━━━━━ RECORDS TO USE

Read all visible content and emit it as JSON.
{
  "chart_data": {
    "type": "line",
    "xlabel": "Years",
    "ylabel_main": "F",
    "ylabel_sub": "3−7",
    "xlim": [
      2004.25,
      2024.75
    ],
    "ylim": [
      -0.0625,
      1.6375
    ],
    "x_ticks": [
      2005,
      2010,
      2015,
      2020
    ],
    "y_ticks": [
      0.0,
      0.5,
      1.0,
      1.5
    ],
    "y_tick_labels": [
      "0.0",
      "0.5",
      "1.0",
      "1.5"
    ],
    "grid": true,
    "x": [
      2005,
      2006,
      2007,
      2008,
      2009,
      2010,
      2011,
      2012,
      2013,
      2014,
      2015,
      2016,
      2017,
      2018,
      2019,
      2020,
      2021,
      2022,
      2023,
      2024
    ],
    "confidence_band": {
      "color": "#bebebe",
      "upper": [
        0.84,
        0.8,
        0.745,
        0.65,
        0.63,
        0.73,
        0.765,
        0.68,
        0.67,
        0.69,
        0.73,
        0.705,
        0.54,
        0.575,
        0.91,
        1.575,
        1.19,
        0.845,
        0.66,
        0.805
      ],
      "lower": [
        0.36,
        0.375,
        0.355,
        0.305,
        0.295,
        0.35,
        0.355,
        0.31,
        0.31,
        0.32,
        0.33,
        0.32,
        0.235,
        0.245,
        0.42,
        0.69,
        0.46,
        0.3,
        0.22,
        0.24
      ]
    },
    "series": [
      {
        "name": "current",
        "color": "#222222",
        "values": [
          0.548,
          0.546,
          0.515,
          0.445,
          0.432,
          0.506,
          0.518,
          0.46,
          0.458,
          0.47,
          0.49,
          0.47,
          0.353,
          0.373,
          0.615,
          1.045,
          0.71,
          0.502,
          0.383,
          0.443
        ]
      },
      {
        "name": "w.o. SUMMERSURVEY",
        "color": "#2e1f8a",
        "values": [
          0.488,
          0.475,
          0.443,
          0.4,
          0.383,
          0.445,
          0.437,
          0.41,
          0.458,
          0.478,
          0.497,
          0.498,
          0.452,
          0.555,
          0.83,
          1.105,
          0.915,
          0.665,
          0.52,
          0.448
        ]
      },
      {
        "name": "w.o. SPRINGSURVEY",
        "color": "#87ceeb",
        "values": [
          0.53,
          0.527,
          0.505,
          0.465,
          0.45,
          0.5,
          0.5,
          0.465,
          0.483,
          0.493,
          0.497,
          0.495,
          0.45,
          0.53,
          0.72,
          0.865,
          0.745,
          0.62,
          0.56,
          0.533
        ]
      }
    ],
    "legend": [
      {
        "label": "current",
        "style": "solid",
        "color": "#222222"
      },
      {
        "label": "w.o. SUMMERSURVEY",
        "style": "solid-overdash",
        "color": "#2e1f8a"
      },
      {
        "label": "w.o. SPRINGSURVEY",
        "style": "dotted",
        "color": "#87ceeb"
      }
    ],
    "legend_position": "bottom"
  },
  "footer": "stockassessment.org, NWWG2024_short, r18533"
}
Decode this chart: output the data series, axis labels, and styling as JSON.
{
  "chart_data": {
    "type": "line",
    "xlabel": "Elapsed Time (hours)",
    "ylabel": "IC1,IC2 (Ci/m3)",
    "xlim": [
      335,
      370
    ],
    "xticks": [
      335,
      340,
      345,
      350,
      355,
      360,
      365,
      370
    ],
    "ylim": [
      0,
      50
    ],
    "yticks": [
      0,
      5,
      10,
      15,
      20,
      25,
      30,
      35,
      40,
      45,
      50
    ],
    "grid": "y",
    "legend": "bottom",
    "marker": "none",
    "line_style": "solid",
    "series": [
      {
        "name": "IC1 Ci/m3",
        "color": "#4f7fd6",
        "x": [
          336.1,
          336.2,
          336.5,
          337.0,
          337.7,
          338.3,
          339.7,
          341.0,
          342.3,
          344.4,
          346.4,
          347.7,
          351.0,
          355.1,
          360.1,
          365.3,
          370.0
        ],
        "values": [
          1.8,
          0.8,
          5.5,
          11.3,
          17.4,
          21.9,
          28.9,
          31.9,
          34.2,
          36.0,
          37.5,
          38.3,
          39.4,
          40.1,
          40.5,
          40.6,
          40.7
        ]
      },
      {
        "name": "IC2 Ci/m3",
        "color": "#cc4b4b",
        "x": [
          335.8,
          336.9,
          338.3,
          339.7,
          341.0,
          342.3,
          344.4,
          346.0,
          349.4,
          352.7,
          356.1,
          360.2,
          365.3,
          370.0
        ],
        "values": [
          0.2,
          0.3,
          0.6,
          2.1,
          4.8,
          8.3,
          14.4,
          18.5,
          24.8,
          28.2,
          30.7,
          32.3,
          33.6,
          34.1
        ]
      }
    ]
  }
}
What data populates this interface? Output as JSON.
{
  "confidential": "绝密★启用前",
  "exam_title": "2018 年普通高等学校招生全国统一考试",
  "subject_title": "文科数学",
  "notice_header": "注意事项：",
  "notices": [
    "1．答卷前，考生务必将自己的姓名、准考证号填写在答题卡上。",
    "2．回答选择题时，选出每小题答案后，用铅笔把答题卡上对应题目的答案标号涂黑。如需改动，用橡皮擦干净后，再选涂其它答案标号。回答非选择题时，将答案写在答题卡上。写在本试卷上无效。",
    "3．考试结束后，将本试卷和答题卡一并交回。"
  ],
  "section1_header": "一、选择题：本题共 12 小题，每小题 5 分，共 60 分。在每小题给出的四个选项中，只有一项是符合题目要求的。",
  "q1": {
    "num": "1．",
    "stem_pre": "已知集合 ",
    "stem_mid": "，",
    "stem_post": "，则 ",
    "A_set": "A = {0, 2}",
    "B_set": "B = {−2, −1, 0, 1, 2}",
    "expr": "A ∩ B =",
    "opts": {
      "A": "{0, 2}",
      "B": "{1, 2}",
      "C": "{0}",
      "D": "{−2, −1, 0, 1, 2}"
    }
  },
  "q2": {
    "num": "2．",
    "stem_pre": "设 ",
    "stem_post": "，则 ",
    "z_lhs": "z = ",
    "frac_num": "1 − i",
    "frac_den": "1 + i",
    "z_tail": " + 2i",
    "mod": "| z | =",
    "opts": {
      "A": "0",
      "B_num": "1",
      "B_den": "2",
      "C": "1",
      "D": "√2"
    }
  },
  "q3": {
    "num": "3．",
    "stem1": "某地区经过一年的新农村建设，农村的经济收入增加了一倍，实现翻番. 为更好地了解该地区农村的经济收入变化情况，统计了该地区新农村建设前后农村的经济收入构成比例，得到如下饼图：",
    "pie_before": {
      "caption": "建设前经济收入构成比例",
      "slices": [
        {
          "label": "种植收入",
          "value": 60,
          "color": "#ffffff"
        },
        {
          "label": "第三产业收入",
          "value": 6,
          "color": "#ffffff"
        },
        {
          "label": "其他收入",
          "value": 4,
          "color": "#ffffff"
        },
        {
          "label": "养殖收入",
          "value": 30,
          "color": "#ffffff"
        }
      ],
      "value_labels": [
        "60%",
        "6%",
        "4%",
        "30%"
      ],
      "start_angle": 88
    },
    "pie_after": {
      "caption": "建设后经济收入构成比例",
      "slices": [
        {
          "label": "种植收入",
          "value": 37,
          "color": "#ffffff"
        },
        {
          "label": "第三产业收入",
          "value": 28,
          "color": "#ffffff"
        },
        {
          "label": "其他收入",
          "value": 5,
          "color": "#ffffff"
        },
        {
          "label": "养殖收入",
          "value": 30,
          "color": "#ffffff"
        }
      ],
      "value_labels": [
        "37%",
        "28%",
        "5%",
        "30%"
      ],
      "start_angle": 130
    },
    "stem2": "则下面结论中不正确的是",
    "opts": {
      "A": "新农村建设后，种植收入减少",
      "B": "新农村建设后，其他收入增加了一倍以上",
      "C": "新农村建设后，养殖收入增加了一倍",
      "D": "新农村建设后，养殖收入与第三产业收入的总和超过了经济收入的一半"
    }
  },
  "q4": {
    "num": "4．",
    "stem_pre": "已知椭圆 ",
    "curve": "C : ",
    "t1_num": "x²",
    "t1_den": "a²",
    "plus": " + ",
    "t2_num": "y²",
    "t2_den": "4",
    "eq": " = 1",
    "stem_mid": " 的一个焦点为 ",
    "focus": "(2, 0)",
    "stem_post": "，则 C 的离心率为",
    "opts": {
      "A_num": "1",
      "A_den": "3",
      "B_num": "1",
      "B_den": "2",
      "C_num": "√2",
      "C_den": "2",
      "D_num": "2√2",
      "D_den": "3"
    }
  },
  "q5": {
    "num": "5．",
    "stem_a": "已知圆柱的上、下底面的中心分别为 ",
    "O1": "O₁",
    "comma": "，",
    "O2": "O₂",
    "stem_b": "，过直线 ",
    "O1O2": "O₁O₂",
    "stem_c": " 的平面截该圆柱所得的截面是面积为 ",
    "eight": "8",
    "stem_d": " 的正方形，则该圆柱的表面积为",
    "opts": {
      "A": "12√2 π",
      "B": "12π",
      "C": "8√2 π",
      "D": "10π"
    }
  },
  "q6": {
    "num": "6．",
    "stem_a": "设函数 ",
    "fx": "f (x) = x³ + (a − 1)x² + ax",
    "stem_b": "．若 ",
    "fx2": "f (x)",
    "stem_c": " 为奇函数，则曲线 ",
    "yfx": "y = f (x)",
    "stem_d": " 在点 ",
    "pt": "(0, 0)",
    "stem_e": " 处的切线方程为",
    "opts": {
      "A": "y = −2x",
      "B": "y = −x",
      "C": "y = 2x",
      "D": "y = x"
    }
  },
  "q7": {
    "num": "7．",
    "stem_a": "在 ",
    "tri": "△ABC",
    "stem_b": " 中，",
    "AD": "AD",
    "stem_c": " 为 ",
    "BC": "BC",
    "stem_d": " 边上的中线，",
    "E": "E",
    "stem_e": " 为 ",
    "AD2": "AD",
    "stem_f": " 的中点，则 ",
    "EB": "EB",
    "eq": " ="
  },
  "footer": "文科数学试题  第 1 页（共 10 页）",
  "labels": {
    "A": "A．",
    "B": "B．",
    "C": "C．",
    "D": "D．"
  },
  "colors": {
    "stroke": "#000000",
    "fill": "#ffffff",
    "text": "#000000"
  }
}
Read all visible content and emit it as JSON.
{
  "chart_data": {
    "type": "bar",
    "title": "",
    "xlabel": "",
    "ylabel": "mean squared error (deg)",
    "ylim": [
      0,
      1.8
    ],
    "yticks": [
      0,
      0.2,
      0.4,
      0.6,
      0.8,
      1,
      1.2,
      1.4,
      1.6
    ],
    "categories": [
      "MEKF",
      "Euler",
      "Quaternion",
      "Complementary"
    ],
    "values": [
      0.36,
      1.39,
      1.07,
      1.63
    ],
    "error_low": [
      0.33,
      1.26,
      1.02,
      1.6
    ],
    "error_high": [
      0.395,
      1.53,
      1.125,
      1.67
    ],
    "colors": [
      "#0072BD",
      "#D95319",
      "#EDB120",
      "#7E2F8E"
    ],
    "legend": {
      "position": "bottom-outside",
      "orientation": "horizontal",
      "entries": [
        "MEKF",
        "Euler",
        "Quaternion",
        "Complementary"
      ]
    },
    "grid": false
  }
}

━━━━━━━━━━

WHAT IS REQUIRED:
Collect, from the material above, every line containing the word "footer".

THE RESULT:
  "footer": "stockassessment.org, NWWG2024_short, r18533"
  "footer": "文科数学试题  第 1 页（共 10 页）",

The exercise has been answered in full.